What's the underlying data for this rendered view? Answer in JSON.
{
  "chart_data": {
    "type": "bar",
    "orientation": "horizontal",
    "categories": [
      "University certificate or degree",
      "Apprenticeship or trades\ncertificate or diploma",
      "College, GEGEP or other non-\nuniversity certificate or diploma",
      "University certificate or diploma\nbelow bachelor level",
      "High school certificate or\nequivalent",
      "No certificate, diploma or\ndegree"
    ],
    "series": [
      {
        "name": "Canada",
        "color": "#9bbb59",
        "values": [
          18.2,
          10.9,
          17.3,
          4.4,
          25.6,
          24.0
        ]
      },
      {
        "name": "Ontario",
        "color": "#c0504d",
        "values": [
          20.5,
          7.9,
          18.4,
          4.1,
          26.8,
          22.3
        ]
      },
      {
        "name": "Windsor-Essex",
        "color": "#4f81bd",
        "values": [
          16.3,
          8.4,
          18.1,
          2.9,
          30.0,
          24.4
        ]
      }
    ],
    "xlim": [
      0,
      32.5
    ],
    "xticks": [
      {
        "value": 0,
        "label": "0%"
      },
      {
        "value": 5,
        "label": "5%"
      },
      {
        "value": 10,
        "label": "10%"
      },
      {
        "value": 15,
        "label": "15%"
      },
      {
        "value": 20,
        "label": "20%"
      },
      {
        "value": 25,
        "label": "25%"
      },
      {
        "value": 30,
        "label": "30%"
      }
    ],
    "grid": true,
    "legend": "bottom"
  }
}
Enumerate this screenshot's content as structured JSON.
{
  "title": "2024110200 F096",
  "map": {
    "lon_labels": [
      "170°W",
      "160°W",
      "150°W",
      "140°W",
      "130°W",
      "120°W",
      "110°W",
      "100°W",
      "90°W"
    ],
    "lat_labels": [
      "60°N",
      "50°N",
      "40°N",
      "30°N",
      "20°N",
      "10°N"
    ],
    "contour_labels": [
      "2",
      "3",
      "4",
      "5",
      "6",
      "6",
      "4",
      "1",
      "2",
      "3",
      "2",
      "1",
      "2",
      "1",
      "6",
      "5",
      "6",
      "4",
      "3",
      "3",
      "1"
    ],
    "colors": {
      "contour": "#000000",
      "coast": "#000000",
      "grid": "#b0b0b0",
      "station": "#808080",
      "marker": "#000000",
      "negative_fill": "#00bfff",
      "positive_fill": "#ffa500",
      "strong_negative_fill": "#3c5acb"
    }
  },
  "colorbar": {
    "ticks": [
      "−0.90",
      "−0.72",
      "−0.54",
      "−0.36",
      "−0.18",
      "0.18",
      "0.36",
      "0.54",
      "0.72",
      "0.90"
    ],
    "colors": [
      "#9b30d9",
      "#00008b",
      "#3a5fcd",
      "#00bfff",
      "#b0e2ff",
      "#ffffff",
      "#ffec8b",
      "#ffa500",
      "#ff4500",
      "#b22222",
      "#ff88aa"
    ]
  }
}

**What to produce**
What do the records say? Quote them all exactly.

**Correct output**
What's the underlying data for this rendered view? Answer in JSON.
{
  "chart_data": {
    "type": "bar",
    "orientation": "horizontal",
    "categories": [
      "University certificate or degree",
      "Apprenticeship or trades\ncertificate or diploma",
      "College, GEGEP or other non-\nuniversity certificate or diploma",
      "University certificate or diploma\nbelow bachelor level",
      "High school certificate or\nequivalent",
      "No certificate, diploma or\ndegree"
    ],
    "series": [
      {
        "name": "Canada",
        "color": "#9bbb59",
        "values": [
          18.2,
          10.9,
          17.3,
          4.4,
          25.6,
          24.0
        ]
      },
      {
        "name": "Ontario",
        "color": "#c0504d",
        "values": [
          20.5,
          7.9,
          18.4,
          4.1,
          26.8,
          22.3
        ]
      },
      {
        "name": "Windsor-Essex",
        "color": "#4f81bd",
        "values": [
          16.3,
          8.4,
          18.1,
          2.9,
          30.0,
          24.4
        ]
      }
    ],
    "xlim": [
      0,
      32.5
    ],
    "xticks": [
      {
        "value": 0,
        "label": "0%"
      },
      {
        "value": 5,
        "label": "5%"
      },
      {
        "value": 10,
        "label": "10%"
      },
      {
        "value": 15,
        "label": "15%"
      },
      {
        "value": 20,
        "label": "20%"
      },
      {
        "value": 25,
        "label": "25%"
      },
      {
        "value": 30,
        "label": "30%"
      }
    ],
    "grid": true,
    "legend": "bottom"
  }
}
Enumerate this screenshot's content as structured JSON.
{
  "title": "2024110200 F096",
  "map": {
    "lon_labels": [
      "170°W",
      "160°W",
      "150°W",
      "140°W",
      "130°W",
      "120°W",
      "110°W",
      "100°W",
      "90°W"
    ],
    "lat_labels": [
      "60°N",
      "50°N",
      "40°N",
      "30°N",
      "20°N",
      "10°N"
    ],
    "contour_labels": [
      "2",
      "3",
      "4",
      "5",
      "6",
      "6",
      "4",
      "1",
      "2",
      "3",
      "2",
      "1",
      "2",
      "1",
      "6",
      "5",
      "6",
      "4",
      "3",
      "3",
      "1"
    ],
    "colors": {
      "contour": "#000000",
      "coast": "#000000",
      "grid": "#b0b0b0",
      "station": "#808080",
      "marker": "#000000",
      "negative_fill": "#00bfff",
      "positive_fill": "#ffa500",
      "strong_negative_fill": "#3c5acb"
    }
  },
  "colorbar": {
    "ticks": [
      "−0.90",
      "−0.72",
      "−0.54",
      "−0.36",
      "−0.18",
      "0.18",
      "0.36",
      "0.54",
      "0.72",
      "0.90"
    ],
    "colors": [
      "#9b30d9",
      "#00008b",
      "#3a5fcd",
      "#00bfff",
      "#b0e2ff",
      "#ffffff",
      "#ffec8b",
      "#ffa500",
      "#ff4500",
      "#b22222",
      "#ff88aa"
    ]
  }
}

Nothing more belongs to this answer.